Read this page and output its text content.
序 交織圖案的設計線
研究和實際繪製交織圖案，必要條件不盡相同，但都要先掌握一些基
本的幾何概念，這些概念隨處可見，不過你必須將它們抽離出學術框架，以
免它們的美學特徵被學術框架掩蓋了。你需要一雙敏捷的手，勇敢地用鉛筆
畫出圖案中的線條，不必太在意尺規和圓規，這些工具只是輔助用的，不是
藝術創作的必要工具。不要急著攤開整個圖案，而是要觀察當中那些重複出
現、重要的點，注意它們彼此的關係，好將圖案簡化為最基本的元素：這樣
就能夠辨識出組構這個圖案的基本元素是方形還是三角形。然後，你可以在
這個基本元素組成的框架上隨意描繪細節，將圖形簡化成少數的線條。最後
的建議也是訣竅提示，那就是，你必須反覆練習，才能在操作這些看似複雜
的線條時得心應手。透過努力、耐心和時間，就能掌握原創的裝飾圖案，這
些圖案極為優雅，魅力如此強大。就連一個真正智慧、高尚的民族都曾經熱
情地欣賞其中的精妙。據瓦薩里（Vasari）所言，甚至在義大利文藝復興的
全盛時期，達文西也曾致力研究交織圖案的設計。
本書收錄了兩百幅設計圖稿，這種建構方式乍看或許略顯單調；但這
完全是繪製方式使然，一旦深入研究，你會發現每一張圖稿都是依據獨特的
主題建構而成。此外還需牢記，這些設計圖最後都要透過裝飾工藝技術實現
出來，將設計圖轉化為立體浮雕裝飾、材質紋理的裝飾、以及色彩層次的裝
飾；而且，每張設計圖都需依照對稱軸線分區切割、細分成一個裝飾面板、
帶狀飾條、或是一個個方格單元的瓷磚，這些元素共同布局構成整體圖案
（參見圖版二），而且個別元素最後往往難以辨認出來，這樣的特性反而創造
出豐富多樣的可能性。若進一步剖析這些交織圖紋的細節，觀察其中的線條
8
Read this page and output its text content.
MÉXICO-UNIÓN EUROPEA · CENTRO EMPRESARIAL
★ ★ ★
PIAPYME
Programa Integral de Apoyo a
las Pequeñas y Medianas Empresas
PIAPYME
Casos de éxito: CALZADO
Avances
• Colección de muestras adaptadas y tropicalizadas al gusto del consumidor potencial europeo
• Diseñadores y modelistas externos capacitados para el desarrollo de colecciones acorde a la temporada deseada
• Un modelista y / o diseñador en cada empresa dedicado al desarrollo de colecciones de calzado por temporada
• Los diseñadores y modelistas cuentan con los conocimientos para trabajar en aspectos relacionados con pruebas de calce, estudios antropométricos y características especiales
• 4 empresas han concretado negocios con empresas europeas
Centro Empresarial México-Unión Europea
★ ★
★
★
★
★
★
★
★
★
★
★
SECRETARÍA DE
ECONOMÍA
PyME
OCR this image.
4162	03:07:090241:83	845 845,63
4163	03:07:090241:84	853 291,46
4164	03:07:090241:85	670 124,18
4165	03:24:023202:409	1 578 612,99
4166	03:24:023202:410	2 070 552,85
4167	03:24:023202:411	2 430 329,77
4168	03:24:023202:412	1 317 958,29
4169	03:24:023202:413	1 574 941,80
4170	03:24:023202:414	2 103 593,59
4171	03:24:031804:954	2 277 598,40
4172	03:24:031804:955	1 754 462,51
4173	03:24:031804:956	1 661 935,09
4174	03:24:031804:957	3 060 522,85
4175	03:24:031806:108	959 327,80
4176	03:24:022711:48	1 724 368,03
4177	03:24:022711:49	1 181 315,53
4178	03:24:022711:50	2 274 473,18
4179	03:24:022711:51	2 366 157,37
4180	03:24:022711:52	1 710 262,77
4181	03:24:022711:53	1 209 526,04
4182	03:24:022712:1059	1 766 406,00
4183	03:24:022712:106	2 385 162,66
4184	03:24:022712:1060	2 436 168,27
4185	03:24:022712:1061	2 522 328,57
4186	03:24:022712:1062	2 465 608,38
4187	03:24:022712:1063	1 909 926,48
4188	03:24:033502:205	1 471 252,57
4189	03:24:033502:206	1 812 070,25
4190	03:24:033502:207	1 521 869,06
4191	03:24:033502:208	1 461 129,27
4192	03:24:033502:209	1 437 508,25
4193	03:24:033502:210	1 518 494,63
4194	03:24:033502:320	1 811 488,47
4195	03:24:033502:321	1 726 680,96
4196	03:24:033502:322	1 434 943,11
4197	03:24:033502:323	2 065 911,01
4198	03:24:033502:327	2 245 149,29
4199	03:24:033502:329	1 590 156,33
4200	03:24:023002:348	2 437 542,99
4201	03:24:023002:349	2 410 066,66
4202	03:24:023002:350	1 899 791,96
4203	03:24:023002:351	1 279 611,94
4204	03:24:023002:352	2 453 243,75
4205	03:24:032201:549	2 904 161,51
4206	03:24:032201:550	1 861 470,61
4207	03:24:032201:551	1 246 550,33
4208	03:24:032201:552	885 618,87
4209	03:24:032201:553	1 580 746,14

- - - -

• Do this:
Give back the data above exactly as it appears.

• Answer to the exercise:
Read this page and output its text content.
序 交織圖案的設計線
研究和實際繪製交織圖案，必要條件不盡相同，但都要先掌握一些基
本的幾何概念，這些概念隨處可見，不過你必須將它們抽離出學術框架，以
免它們的美學特徵被學術框架掩蓋了。你需要一雙敏捷的手，勇敢地用鉛筆
畫出圖案中的線條，不必太在意尺規和圓規，這些工具只是輔助用的，不是
藝術創作的必要工具。不要急著攤開整個圖案，而是要觀察當中那些重複出
現、重要的點，注意它們彼此的關係，好將圖案簡化為最基本的元素：這樣
就能夠辨識出組構這個圖案的基本元素是方形還是三角形。然後，你可以在
這個基本元素組成的框架上隨意描繪細節，將圖形簡化成少數的線條。最後
的建議也是訣竅提示，那就是，你必須反覆練習，才能在操作這些看似複雜
的線條時得心應手。透過努力、耐心和時間，就能掌握原創的裝飾圖案，這
些圖案極為優雅，魅力如此強大。就連一個真正智慧、高尚的民族都曾經熱
情地欣賞其中的精妙。據瓦薩里（Vasari）所言，甚至在義大利文藝復興的
全盛時期，達文西也曾致力研究交織圖案的設計。
本書收錄了兩百幅設計圖稿，這種建構方式乍看或許略顯單調；但這
完全是繪製方式使然，一旦深入研究，你會發現每一張圖稿都是依據獨特的
主題建構而成。此外還需牢記，這些設計圖最後都要透過裝飾工藝技術實現
出來，將設計圖轉化為立體浮雕裝飾、材質紋理的裝飾、以及色彩層次的裝
飾；而且，每張設計圖都需依照對稱軸線分區切割、細分成一個裝飾面板、
帶狀飾條、或是一個個方格單元的瓷磚，這些元素共同布局構成整體圖案
（參見圖版二），而且個別元素最後往往難以辨認出來，這樣的特性反而創造
出豐富多樣的可能性。若進一步剖析這些交織圖紋的細節，觀察其中的線條
8
Read this page and output its text content.
MÉXICO-UNIÓN EUROPEA · CENTRO EMPRESARIAL
★ ★ ★
PIAPYME
Programa Integral de Apoyo a
las Pequeñas y Medianas Empresas
PIAPYME
Casos de éxito: CALZADO
Avances
• Colección de muestras adaptadas y tropicalizadas al gusto del consumidor potencial europeo
• Diseñadores y modelistas externos capacitados para el desarrollo de colecciones acorde a la temporada deseada
• Un modelista y / o diseñador en cada empresa dedicado al desarrollo de colecciones de calzado por temporada
• Los diseñadores y modelistas cuentan con los conocimientos para trabajar en aspectos relacionados con pruebas de calce, estudios antropométricos y características especiales
• 4 empresas han concretado negocios con empresas europeas
Centro Empresarial México-Unión Europea
★ ★
★
★
★
★
★
★
★
★
★
★
SECRETARÍA DE
ECONOMÍA
PyME
OCR this image.
4162	03:07:090241:83	845 845,63
4163	03:07:090241:84	853 291,46
4164	03:07:090241:85	670 124,18
4165	03:24:023202:409	1 578 612,99
4166	03:24:023202:410	2 070 552,85
4167	03:24:023202:411	2 430 329,77
4168	03:24:023202:412	1 317 958,29
4169	03:24:023202:413	1 574 941,80
4170	03:24:023202:414	2 103 593,59
4171	03:24:031804:954	2 277 598,40
4172	03:24:031804:955	1 754 462,51
4173	03:24:031804:956	1 661 935,09
4174	03:24:031804:957	3 060 522,85
4175	03:24:031806:108	959 327,80
4176	03:24:022711:48	1 724 368,03
4177	03:24:022711:49	1 181 315,53
4178	03:24:022711:50	2 274 473,18
4179	03:24:022711:51	2 366 157,37
4180	03:24:022711:52	1 710 262,77
4181	03:24:022711:53	1 209 526,04
4182	03:24:022712:1059	1 766 406,00
4183	03:24:022712:106	2 385 162,66
4184	03:24:022712:1060	2 436 168,27
4185	03:24:022712:1061	2 522 328,57
4186	03:24:022712:1062	2 465 608,38
4187	03:24:022712:1063	1 909 926,48
4188	03:24:033502:205	1 471 252,57
4189	03:24:033502:206	1 812 070,25
4190	03:24:033502:207	1 521 869,06
4191	03:24:033502:208	1 461 129,27
4192	03:24:033502:209	1 437 508,25
4193	03:24:033502:210	1 518 494,63
4194	03:24:033502:320	1 811 488,47
4195	03:24:033502:321	1 726 680,96
4196	03:24:033502:322	1 434 943,11
4197	03:24:033502:323	2 065 911,01
4198	03:24:033502:327	2 245 149,29
4199	03:24:033502:329	1 590 156,33
4200	03:24:023002:348	2 437 542,99
4201	03:24:023002:349	2 410 066,66
4202	03:24:023002:350	1 899 791,96
4203	03:24:023002:351	1 279 611,94
4204	03:24:023002:352	2 453 243,75
4205	03:24:032201:549	2 904 161,51
4206	03:24:032201:550	1 861 470,61
4207	03:24:032201:551	1 246 550,33
4208	03:24:032201:552	885 618,87
4209	03:24:032201:553	1 580 746,14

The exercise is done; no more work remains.